What the task asks → Output all the data exactly. Pictures do not belong in the copy.

Dataset rows

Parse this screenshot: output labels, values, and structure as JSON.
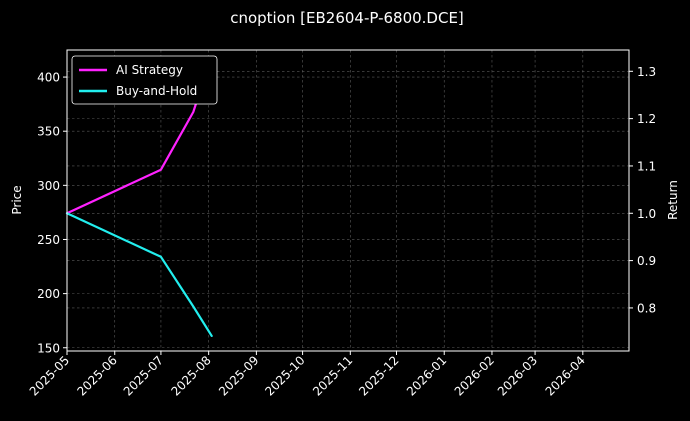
{
  "chart_data": {
    "type": "line",
    "title": "cnoption [EB2604-P-6800.DCE]",
    "ylabel": "Price",
    "y2label": "Return",
    "x_ticks": [
      "2025-05",
      "2025-06",
      "2025-07",
      "2025-08",
      "2025-09",
      "2025-10",
      "2025-11",
      "2025-12",
      "2026-01",
      "2026-02",
      "2026-03",
      "2026-04"
    ],
    "xlim": [
      "2025-05-01",
      "2026-05-01"
    ],
    "ylim": [
      147,
      425
    ],
    "y_ticks": [
      150,
      200,
      250,
      300,
      350,
      400
    ],
    "y2lim": [
      0.709,
      1.345
    ],
    "y2_ticks": [
      0.8,
      0.9,
      1.0,
      1.1,
      1.2,
      1.3
    ],
    "grid": true,
    "legend_position": "top-left",
    "series": [
      {
        "name": "AI Strategy",
        "color": "#ff22ff",
        "axis": "right",
        "points": [
          {
            "x": "2025-05-01",
            "y": 1.0
          },
          {
            "x": "2025-07-01",
            "y": 1.092
          },
          {
            "x": "2025-07-22",
            "y": 1.214
          },
          {
            "x": "2025-08-01",
            "y": 1.315
          }
        ]
      },
      {
        "name": "Buy-and-Hold",
        "color": "#22eeee",
        "axis": "right",
        "points": [
          {
            "x": "2025-05-01",
            "y": 1.0
          },
          {
            "x": "2025-07-01",
            "y": 0.908
          },
          {
            "x": "2025-07-22",
            "y": 0.803
          },
          {
            "x": "2025-08-03",
            "y": 0.741
          }
        ]
      }
    ]
  }
}
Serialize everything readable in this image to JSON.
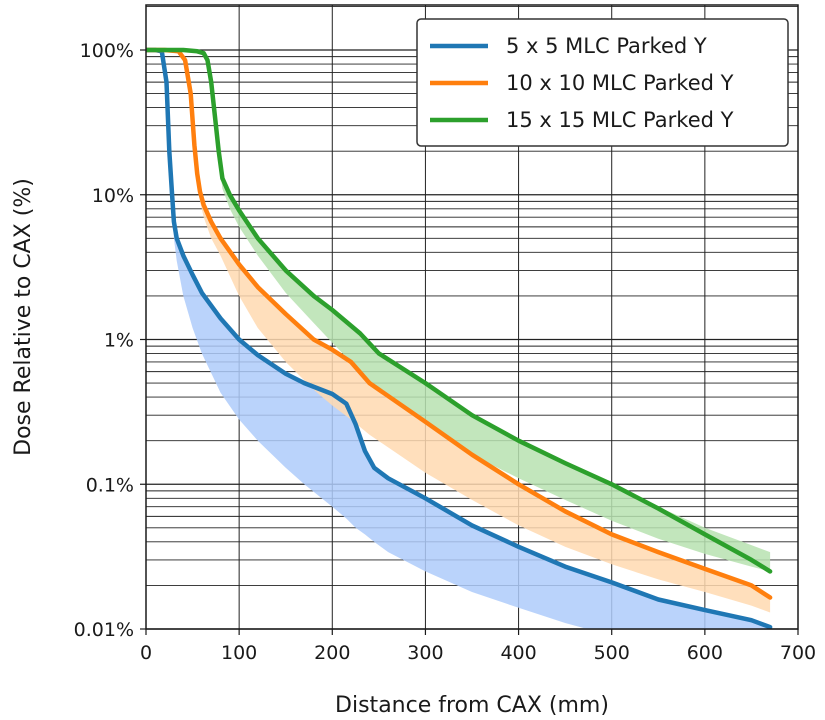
{
  "chart_data": {
    "type": "line",
    "xlabel": "Distance from CAX (mm)",
    "ylabel": "Dose Relative to CAX (%)",
    "xlim": [
      0,
      700
    ],
    "ylim": [
      0.01,
      200
    ],
    "y_scale": "log",
    "grid": true,
    "legend_position": "top-right",
    "x_ticks": [
      0,
      100,
      200,
      300,
      400,
      500,
      600,
      700
    ],
    "x_tick_labels": [
      "0",
      "100",
      "200",
      "300",
      "400",
      "500",
      "600",
      "700"
    ],
    "y_ticks": [
      0.01,
      0.1,
      1,
      10,
      100
    ],
    "y_tick_labels": [
      "0.01%",
      "0.1%",
      "1%",
      "10%",
      "100%"
    ],
    "series": [
      {
        "name": "5 x 5 MLC Parked Y",
        "color": "#1f77b4",
        "band_color": "#aecbfa",
        "x": [
          0,
          10,
          17,
          22,
          25,
          28,
          30,
          33,
          40,
          50,
          60,
          80,
          100,
          120,
          150,
          170,
          200,
          215,
          225,
          235,
          245,
          260,
          300,
          350,
          400,
          450,
          500,
          550,
          600,
          650,
          670
        ],
        "y": [
          100,
          100,
          98,
          60,
          20,
          10,
          6.5,
          5,
          3.8,
          2.8,
          2.1,
          1.4,
          1.0,
          0.78,
          0.58,
          0.5,
          0.42,
          0.36,
          0.26,
          0.17,
          0.13,
          0.11,
          0.08,
          0.052,
          0.037,
          0.027,
          0.021,
          0.016,
          0.0135,
          0.0115,
          0.0103
        ],
        "band_low": [
          100,
          100,
          98,
          60,
          20,
          9,
          5,
          3.5,
          2.0,
          1.2,
          0.8,
          0.43,
          0.28,
          0.2,
          0.13,
          0.1,
          0.07,
          0.058,
          0.05,
          0.045,
          0.04,
          0.034,
          0.025,
          0.018,
          0.014,
          0.011,
          0.009,
          0.008,
          0.008,
          0.008,
          0.008
        ]
      },
      {
        "name": "10 x 10 MLC Parked Y",
        "color": "#ff7f0e",
        "band_color": "#ffd9b0",
        "x": [
          0,
          20,
          35,
          42,
          48,
          52,
          55,
          58,
          62,
          70,
          80,
          100,
          120,
          150,
          180,
          200,
          220,
          240,
          300,
          350,
          400,
          450,
          500,
          550,
          600,
          650,
          670
        ],
        "y": [
          100,
          100,
          98,
          85,
          50,
          22,
          14,
          10.5,
          8.5,
          6.5,
          5,
          3.3,
          2.3,
          1.5,
          1.0,
          0.85,
          0.7,
          0.5,
          0.27,
          0.16,
          0.1,
          0.065,
          0.045,
          0.034,
          0.026,
          0.02,
          0.0165
        ],
        "band_low": [
          100,
          100,
          98,
          85,
          50,
          20,
          12,
          9,
          7,
          5,
          3.8,
          2.0,
          1.2,
          0.7,
          0.45,
          0.35,
          0.28,
          0.22,
          0.12,
          0.078,
          0.052,
          0.037,
          0.028,
          0.022,
          0.018,
          0.0145,
          0.013
        ]
      },
      {
        "name": "15 x 15 MLC Parked Y",
        "color": "#2ca02c",
        "band_color": "#b7e2b0",
        "x": [
          0,
          20,
          40,
          55,
          62,
          66,
          70,
          74,
          78,
          82,
          90,
          100,
          120,
          150,
          180,
          200,
          230,
          250,
          300,
          350,
          400,
          450,
          500,
          550,
          600,
          650,
          670
        ],
        "y": [
          100,
          100,
          100,
          98,
          95,
          85,
          60,
          35,
          20,
          13,
          10,
          7.8,
          5,
          3,
          2,
          1.6,
          1.1,
          0.8,
          0.5,
          0.3,
          0.2,
          0.14,
          0.1,
          0.068,
          0.045,
          0.03,
          0.025
        ],
        "band_low": [
          100,
          100,
          100,
          98,
          95,
          85,
          55,
          30,
          18,
          11,
          8,
          6,
          3.8,
          2.1,
          1.3,
          0.95,
          0.6,
          0.45,
          0.26,
          0.16,
          0.11,
          0.078,
          0.056,
          0.042,
          0.033,
          0.027,
          0.025
        ],
        "band_high": [
          100,
          100,
          100,
          98,
          95,
          85,
          60,
          35,
          20,
          13,
          10,
          7.8,
          5,
          3,
          2,
          1.6,
          1.1,
          0.8,
          0.5,
          0.3,
          0.2,
          0.14,
          0.1,
          0.07,
          0.05,
          0.038,
          0.034
        ]
      }
    ]
  }
}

Answer to this problem →
Parse this screenshot: output labels, values, and structure as JSON.
{
  "chart_data": {
    "type": "line",
    "title": "cnoption [EB2604-P-6800.DCE]",
    "ylabel": "Price",
    "y2label": "Return",
    "x_ticks": [
      "2025-05",
      "2025-06",
      "2025-07",
      "2025-08",
      "2025-09",
      "2025-10",
      "2025-11",
      "2025-12",
      "2026-01",
      "2026-02",
      "2026-03",
      "2026-04"
    ],
    "xlim": [
      "2025-05-01",
      "2026-05-01"
    ],
    "ylim": [
      147,
      425
    ],
    "y_ticks": [
      150,
      200,
      250,
      300,
      350,
      400
    ],
    "y2lim": [
      0.709,
      1.345
    ],
    "y2_ticks": [
      0.8,
      0.9,
      1.0,
      1.1,
      1.2,
      1.3
    ],
    "grid": true,
    "legend_position": "top-left",
    "series": [
      {
        "name": "AI Strategy",
        "color": "#ff22ff",
        "axis": "right",
        "points": [
          {
            "x": "2025-05-01",
            "y": 1.0
          },
          {
            "x": "2025-07-01",
            "y": 1.092
          },
          {
            "x": "2025-07-22",
            "y": 1.214
          },
          {
            "x": "2025-08-01",
            "y": 1.315
          }
        ]
      },
      {
        "name": "Buy-and-Hold",
        "color": "#22eeee",
        "axis": "right",
        "points": [
          {
            "x": "2025-05-01",
            "y": 1.0
          },
          {
            "x": "2025-07-01",
            "y": 0.908
          },
          {
            "x": "2025-07-22",
            "y": 0.803
          },
          {
            "x": "2025-08-03",
            "y": 0.741
          }
        ]
      }
    ]
  }
}
Serialize everything readable in this image to JSON.
{
  "chart_data": {
    "type": "line",
    "xlabel": "Distance from CAX (mm)",
    "ylabel": "Dose Relative to CAX (%)",
    "xlim": [
      0,
      700
    ],
    "ylim": [
      0.01,
      200
    ],
    "y_scale": "log",
    "grid": true,
    "legend_position": "top-right",
    "x_ticks": [
      0,
      100,
      200,
      300,
      400,
      500,
      600,
      700
    ],
    "x_tick_labels": [
      "0",
      "100",
      "200",
      "300",
      "400",
      "500",
      "600",
      "700"
    ],
    "y_ticks": [
      0.01,
      0.1,
      1,
      10,
      100
    ],
    "y_tick_labels": [
      "0.01%",
      "0.1%",
      "1%",
      "10%",
      "100%"
    ],
    "series": [
      {
        "name": "5 x 5 MLC Parked Y",
        "color": "#1f77b4",
        "band_color": "#aecbfa",
        "x": [
          0,
          10,
          17,
          22,
          25,
          28,
          30,
          33,
          40,
          50,
          60,
          80,
          100,
          120,
          150,
          170,
          200,
          215,
          225,
          235,
          245,
          260,
          300,
          350,
          400,
          450,
          500,
          550,
          600,
          650,
          670
        ],
        "y": [
          100,
          100,
          98,
          60,
          20,
          10,
          6.5,
          5,
          3.8,
          2.8,
          2.1,
          1.4,
          1.0,
          0.78,
          0.58,
          0.5,
          0.42,
          0.36,
          0.26,
          0.17,
          0.13,
          0.11,
          0.08,
          0.052,
          0.037,
          0.027,
          0.021,
          0.016,
          0.0135,
          0.0115,
          0.0103
        ],
        "band_low": [
          100,
          100,
          98,
          60,
          20,
          9,
          5,
          3.5,
          2.0,
          1.2,
          0.8,
          0.43,
          0.28,
          0.2,
          0.13,
          0.1,
          0.07,
          0.058,
          0.05,
          0.045,
          0.04,
          0.034,
          0.025,
          0.018,
          0.014,
          0.011,
          0.009,
          0.008,
          0.008,
          0.008,
          0.008
        ]
      },
      {
        "name": "10 x 10 MLC Parked Y",
        "color": "#ff7f0e",
        "band_color": "#ffd9b0",
        "x": [
          0,
          20,
          35,
          42,
          48,
          52,
          55,
          58,
          62,
          70,
          80,
          100,
          120,
          150,
          180,
          200,
          220,
          240,
          300,
          350,
          400,
          450,
          500,
          550,
          600,
          650,
          670
        ],
        "y": [
          100,
          100,
          98,
          85,
          50,
          22,
          14,
          10.5,
          8.5,
          6.5,
          5,
          3.3,
          2.3,
          1.5,
          1.0,
          0.85,
          0.7,
          0.5,
          0.27,
          0.16,
          0.1,
          0.065,
          0.045,
          0.034,
          0.026,
          0.02,
          0.0165
        ],
        "band_low": [
          100,
          100,
          98,
          85,
          50,
          20,
          12,
          9,
          7,
          5,
          3.8,
          2.0,
          1.2,
          0.7,
          0.45,
          0.35,
          0.28,
          0.22,
          0.12,
          0.078,
          0.052,
          0.037,
          0.028,
          0.022,
          0.018,
          0.0145,
          0.013
        ]
      },
      {
        "name": "15 x 15 MLC Parked Y",
        "color": "#2ca02c",
        "band_color": "#b7e2b0",
        "x": [
          0,
          20,
          40,
          55,
          62,
          66,
          70,
          74,
          78,
          82,
          90,
          100,
          120,
          150,
          180,
          200,
          230,
          250,
          300,
          350,
          400,
          450,
          500,
          550,
          600,
          650,
          670
        ],
        "y": [
          100,
          100,
          100,
          98,
          95,
          85,
          60,
          35,
          20,
          13,
          10,
          7.8,
          5,
          3,
          2,
          1.6,
          1.1,
          0.8,
          0.5,
          0.3,
          0.2,
          0.14,
          0.1,
          0.068,
          0.045,
          0.03,
          0.025
        ],
        "band_low": [
          100,
          100,
          100,
          98,
          95,
          85,
          55,
          30,
          18,
          11,
          8,
          6,
          3.8,
          2.1,
          1.3,
          0.95,
          0.6,
          0.45,
          0.26,
          0.16,
          0.11,
          0.078,
          0.056,
          0.042,
          0.033,
          0.027,
          0.025
        ],
        "band_high": [
          100,
          100,
          100,
          98,
          95,
          85,
          60,
          35,
          20,
          13,
          10,
          7.8,
          5,
          3,
          2,
          1.6,
          1.1,
          0.8,
          0.5,
          0.3,
          0.2,
          0.14,
          0.1,
          0.07,
          0.05,
          0.038,
          0.034
        ]
      }
    ]
  }
}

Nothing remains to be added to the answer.